▶ [EXERCISE] Whenever a line below holds the word "ngôi", copy that line.

▶ [ENTRIES PROVIDED]
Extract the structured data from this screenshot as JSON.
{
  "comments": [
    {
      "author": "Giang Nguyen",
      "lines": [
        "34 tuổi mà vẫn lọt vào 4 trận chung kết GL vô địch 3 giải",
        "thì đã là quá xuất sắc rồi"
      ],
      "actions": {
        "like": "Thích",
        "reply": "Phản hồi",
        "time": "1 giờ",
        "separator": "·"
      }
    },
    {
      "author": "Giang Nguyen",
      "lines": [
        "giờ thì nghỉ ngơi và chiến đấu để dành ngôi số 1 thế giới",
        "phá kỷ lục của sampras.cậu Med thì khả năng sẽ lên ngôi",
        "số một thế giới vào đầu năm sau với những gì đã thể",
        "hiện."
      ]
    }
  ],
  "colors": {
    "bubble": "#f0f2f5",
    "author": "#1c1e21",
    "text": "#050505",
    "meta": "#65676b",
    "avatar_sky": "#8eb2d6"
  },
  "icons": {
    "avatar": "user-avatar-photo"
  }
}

▶ [REPLY]
        "giờ thì nghỉ ngơi và chiến đấu để dành ngôi số 1 thế giới",
        "phá kỷ lục của sampras.cậu Med thì khả năng sẽ lên ngôi",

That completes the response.